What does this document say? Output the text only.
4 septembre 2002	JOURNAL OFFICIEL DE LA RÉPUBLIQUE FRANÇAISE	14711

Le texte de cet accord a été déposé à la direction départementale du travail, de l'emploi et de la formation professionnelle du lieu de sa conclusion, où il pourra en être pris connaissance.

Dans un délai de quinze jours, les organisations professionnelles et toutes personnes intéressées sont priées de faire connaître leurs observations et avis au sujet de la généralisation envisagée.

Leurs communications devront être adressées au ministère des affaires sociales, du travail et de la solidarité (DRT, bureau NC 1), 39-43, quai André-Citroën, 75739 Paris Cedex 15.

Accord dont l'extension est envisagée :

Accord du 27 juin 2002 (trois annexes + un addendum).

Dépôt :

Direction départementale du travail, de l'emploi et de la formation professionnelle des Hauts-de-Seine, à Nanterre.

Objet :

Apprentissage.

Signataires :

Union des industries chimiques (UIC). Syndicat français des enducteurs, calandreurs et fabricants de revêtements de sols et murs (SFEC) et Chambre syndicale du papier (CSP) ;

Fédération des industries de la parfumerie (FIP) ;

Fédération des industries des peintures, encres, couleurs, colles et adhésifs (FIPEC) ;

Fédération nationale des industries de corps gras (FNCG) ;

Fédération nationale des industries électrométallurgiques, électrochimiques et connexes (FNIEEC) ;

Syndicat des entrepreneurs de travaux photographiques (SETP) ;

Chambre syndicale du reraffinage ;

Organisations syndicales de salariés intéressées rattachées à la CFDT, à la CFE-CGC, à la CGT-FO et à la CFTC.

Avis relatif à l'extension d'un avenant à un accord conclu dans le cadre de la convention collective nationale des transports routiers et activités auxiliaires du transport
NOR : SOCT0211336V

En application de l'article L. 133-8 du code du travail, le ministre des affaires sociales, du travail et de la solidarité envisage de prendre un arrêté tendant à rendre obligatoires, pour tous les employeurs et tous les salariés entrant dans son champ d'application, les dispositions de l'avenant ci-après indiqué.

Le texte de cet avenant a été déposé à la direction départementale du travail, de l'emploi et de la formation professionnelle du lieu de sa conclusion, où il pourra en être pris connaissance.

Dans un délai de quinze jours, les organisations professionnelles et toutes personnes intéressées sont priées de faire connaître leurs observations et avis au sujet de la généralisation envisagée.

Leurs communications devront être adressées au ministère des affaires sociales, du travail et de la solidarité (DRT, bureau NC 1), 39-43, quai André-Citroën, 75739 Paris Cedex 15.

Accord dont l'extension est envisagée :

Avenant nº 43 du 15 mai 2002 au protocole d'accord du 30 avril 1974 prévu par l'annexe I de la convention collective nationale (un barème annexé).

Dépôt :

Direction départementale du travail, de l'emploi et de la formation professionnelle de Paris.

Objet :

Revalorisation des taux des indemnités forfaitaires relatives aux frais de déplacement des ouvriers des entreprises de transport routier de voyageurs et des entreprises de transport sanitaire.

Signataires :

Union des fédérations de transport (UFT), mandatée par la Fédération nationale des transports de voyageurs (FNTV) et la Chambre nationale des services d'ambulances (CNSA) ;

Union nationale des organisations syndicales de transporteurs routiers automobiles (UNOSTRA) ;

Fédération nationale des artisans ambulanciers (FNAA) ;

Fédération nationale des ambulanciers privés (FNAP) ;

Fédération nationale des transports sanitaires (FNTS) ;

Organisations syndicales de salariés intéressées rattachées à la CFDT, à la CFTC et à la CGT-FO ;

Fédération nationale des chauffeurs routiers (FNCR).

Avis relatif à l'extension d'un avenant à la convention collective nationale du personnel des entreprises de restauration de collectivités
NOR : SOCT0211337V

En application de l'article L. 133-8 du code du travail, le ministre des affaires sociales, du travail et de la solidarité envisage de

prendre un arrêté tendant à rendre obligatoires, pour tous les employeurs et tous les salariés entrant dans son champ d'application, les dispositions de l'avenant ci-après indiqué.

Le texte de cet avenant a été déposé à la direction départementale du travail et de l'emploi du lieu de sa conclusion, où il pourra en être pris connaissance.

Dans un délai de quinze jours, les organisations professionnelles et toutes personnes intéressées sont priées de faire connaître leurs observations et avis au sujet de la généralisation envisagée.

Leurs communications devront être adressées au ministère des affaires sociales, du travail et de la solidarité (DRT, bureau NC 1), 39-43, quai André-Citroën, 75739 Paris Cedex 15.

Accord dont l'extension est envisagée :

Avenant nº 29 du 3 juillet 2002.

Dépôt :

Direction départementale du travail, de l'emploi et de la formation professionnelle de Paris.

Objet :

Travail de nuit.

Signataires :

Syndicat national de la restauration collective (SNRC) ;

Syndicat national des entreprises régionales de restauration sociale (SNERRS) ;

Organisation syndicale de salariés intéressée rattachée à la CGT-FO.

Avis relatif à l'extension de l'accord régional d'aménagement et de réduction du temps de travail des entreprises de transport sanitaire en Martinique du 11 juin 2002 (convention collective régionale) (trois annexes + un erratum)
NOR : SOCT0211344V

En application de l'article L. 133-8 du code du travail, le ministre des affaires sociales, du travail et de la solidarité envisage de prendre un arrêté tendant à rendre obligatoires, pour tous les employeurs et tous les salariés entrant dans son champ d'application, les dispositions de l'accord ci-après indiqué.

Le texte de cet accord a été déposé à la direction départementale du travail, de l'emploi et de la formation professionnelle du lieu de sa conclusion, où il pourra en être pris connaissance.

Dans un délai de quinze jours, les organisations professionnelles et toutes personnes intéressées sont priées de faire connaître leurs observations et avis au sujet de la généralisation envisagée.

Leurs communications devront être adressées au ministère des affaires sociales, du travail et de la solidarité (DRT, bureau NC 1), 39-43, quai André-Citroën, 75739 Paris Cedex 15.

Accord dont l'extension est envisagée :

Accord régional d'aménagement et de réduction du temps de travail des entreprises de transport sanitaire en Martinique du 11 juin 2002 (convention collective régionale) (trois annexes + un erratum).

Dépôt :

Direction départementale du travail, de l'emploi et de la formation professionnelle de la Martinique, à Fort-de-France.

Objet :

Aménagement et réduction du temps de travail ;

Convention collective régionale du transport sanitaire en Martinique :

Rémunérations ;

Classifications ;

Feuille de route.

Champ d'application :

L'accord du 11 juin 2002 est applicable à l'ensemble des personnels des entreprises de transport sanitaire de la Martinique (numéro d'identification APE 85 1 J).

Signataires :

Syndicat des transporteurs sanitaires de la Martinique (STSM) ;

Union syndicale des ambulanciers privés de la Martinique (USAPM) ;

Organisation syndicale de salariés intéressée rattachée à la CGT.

* * * *

Provide all the records again, word for word.

Full output:
What does this document say? Output the text only.
4 septembre 2002	JOURNAL OFFICIEL DE LA RÉPUBLIQUE FRANÇAISE	14711

Le texte de cet accord a été déposé à la direction départementale du travail, de l'emploi et de la formation professionnelle du lieu de sa conclusion, où il pourra en être pris connaissance.

Dans un délai de quinze jours, les organisations professionnelles et toutes personnes intéressées sont priées de faire connaître leurs observations et avis au sujet de la généralisation envisagée.

Leurs communications devront être adressées au ministère des affaires sociales, du travail et de la solidarité (DRT, bureau NC 1), 39-43, quai André-Citroën, 75739 Paris Cedex 15.

Accord dont l'extension est envisagée :

Accord du 27 juin 2002 (trois annexes + un addendum).

Dépôt :

Direction départementale du travail, de l'emploi et de la formation professionnelle des Hauts-de-Seine, à Nanterre.

Objet :

Apprentissage.

Signataires :

Union des industries chimiques (UIC). Syndicat français des enducteurs, calandreurs et fabricants de revêtements de sols et murs (SFEC) et Chambre syndicale du papier (CSP) ;

Fédération des industries de la parfumerie (FIP) ;

Fédération des industries des peintures, encres, couleurs, colles et adhésifs (FIPEC) ;

Fédération nationale des industries de corps gras (FNCG) ;

Fédération nationale des industries électrométallurgiques, électrochimiques et connexes (FNIEEC) ;

Syndicat des entrepreneurs de travaux photographiques (SETP) ;

Chambre syndicale du reraffinage ;

Organisations syndicales de salariés intéressées rattachées à la CFDT, à la CFE-CGC, à la CGT-FO et à la CFTC.

Avis relatif à l'extension d'un avenant à un accord conclu dans le cadre de la convention collective nationale des transports routiers et activités auxiliaires du transport
NOR : SOCT0211336V

En application de l'article L. 133-8 du code du travail, le ministre des affaires sociales, du travail et de la solidarité envisage de prendre un arrêté tendant à rendre obligatoires, pour tous les employeurs et tous les salariés entrant dans son champ d'application, les dispositions de l'avenant ci-après indiqué.

Le texte de cet avenant a été déposé à la direction départementale du travail, de l'emploi et de la formation professionnelle du lieu de sa conclusion, où il pourra en être pris connaissance.

Dans un délai de quinze jours, les organisations professionnelles et toutes personnes intéressées sont priées de faire connaître leurs observations et avis au sujet de la généralisation envisagée.

Leurs communications devront être adressées au ministère des affaires sociales, du travail et de la solidarité (DRT, bureau NC 1), 39-43, quai André-Citroën, 75739 Paris Cedex 15.

Accord dont l'extension est envisagée :

Avenant nº 43 du 15 mai 2002 au protocole d'accord du 30 avril 1974 prévu par l'annexe I de la convention collective nationale (un barème annexé).

Dépôt :

Direction départementale du travail, de l'emploi et de la formation professionnelle de Paris.

Objet :

Revalorisation des taux des indemnités forfaitaires relatives aux frais de déplacement des ouvriers des entreprises de transport routier de voyageurs et des entreprises de transport sanitaire.

Signataires :

Union des fédérations de transport (UFT), mandatée par la Fédération nationale des transports de voyageurs (FNTV) et la Chambre nationale des services d'ambulances (CNSA) ;

Union nationale des organisations syndicales de transporteurs routiers automobiles (UNOSTRA) ;

Fédération nationale des artisans ambulanciers (FNAA) ;

Fédération nationale des ambulanciers privés (FNAP) ;

Fédération nationale des transports sanitaires (FNTS) ;

Organisations syndicales de salariés intéressées rattachées à la CFDT, à la CFTC et à la CGT-FO ;

Fédération nationale des chauffeurs routiers (FNCR).

Avis relatif à l'extension d'un avenant à la convention collective nationale du personnel des entreprises de restauration de collectivités
NOR : SOCT0211337V

En application de l'article L. 133-8 du code du travail, le ministre des affaires sociales, du travail et de la solidarité envisage de

prendre un arrêté tendant à rendre obligatoires, pour tous les employeurs et tous les salariés entrant dans son champ d'application, les dispositions de l'avenant ci-après indiqué.

Le texte de cet avenant a été déposé à la direction départementale du travail et de l'emploi du lieu de sa conclusion, où il pourra en être pris connaissance.

Dans un délai de quinze jours, les organisations professionnelles et toutes personnes intéressées sont priées de faire connaître leurs observations et avis au sujet de la généralisation envisagée.

Leurs communications devront être adressées au ministère des affaires sociales, du travail et de la solidarité (DRT, bureau NC 1), 39-43, quai André-Citroën, 75739 Paris Cedex 15.

Accord dont l'extension est envisagée :

Avenant nº 29 du 3 juillet 2002.

Dépôt :

Direction départementale du travail, de l'emploi et de la formation professionnelle de Paris.

Objet :

Travail de nuit.

Signataires :

Syndicat national de la restauration collective (SNRC) ;

Syndicat national des entreprises régionales de restauration sociale (SNERRS) ;

Organisation syndicale de salariés intéressée rattachée à la CGT-FO.

Avis relatif à l'extension de l'accord régional d'aménagement et de réduction du temps de travail des entreprises de transport sanitaire en Martinique du 11 juin 2002 (convention collective régionale) (trois annexes + un erratum)
NOR : SOCT0211344V

En application de l'article L. 133-8 du code du travail, le ministre des affaires sociales, du travail et de la solidarité envisage de prendre un arrêté tendant à rendre obligatoires, pour tous les employeurs et tous les salariés entrant dans son champ d'application, les dispositions de l'accord ci-après indiqué.

Le texte de cet accord a été déposé à la direction départementale du travail, de l'emploi et de la formation professionnelle du lieu de sa conclusion, où il pourra en être pris connaissance.

Dans un délai de quinze jours, les organisations professionnelles et toutes personnes intéressées sont priées de faire connaître leurs observations et avis au sujet de la généralisation envisagée.

Leurs communications devront être adressées au ministère des affaires sociales, du travail et de la solidarité (DRT, bureau NC 1), 39-43, quai André-Citroën, 75739 Paris Cedex 15.

Accord dont l'extension est envisagée :

Accord régional d'aménagement et de réduction du temps de travail des entreprises de transport sanitaire en Martinique du 11 juin 2002 (convention collective régionale) (trois annexes + un erratum).

Dépôt :

Direction départementale du travail, de l'emploi et de la formation professionnelle de la Martinique, à Fort-de-France.

Objet :

Aménagement et réduction du temps de travail ;

Convention collective régionale du transport sanitaire en Martinique :

Rémunérations ;

Classifications ;

Feuille de route.

Champ d'application :

L'accord du 11 juin 2002 est applicable à l'ensemble des personnels des entreprises de transport sanitaire de la Martinique (numéro d'identification APE 85 1 J).

Signataires :

Syndicat des transporteurs sanitaires de la Martinique (STSM) ;

Union syndicale des ambulanciers privés de la Martinique (USAPM) ;

Organisation syndicale de salariés intéressée rattachée à la CGT.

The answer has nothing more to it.